Stored entries
========

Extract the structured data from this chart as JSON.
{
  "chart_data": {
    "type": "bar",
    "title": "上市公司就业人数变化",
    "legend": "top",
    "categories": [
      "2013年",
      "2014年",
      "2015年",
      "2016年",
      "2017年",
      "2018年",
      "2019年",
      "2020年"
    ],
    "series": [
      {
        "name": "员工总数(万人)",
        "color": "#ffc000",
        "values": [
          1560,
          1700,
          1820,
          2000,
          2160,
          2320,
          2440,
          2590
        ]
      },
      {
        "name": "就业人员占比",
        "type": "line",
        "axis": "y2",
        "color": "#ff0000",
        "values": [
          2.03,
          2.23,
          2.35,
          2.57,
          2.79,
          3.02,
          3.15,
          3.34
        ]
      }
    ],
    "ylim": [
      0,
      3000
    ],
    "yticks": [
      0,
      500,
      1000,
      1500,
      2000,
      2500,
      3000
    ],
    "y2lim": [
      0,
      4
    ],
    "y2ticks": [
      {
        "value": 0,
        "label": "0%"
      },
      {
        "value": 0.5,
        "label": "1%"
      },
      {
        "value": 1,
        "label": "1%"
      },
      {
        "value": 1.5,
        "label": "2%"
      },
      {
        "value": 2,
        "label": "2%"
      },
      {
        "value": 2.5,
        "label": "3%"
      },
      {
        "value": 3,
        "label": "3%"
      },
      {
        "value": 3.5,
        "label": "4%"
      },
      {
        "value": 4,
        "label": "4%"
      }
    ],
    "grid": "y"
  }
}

========

→ PROBLEM
Take the data above and return it exactly.

→ WRITTEN SOLUTION
Extract the structured data from this chart as JSON.
{
  "chart_data": {
    "type": "bar",
    "title": "上市公司就业人数变化",
    "legend": "top",
    "categories": [
      "2013年",
      "2014年",
      "2015年",
      "2016年",
      "2017年",
      "2018年",
      "2019年",
      "2020年"
    ],
    "series": [
      {
        "name": "员工总数(万人)",
        "color": "#ffc000",
        "values": [
          1560,
          1700,
          1820,
          2000,
          2160,
          2320,
          2440,
          2590
        ]
      },
      {
        "name": "就业人员占比",
        "type": "line",
        "axis": "y2",
        "color": "#ff0000",
        "values": [
          2.03,
          2.23,
          2.35,
          2.57,
          2.79,
          3.02,
          3.15,
          3.34
        ]
      }
    ],
    "ylim": [
      0,
      3000
    ],
    "yticks": [
      0,
      500,
      1000,
      1500,
      2000,
      2500,
      3000
    ],
    "y2lim": [
      0,
      4
    ],
    "y2ticks": [
      {
        "value": 0,
        "label": "0%"
      },
      {
        "value": 0.5,
        "label": "1%"
      },
      {
        "value": 1,
        "label": "1%"
      },
      {
        "value": 1.5,
        "label": "2%"
      },
      {
        "value": 2,
        "label": "2%"
      },
      {
        "value": 2.5,
        "label": "3%"
      },
      {
        "value": 3,
        "label": "3%"
      },
      {
        "value": 3.5,
        "label": "4%"
      },
      {
        "value": 4,
        "label": "4%"
      }
    ],
    "grid": "y"
  }
}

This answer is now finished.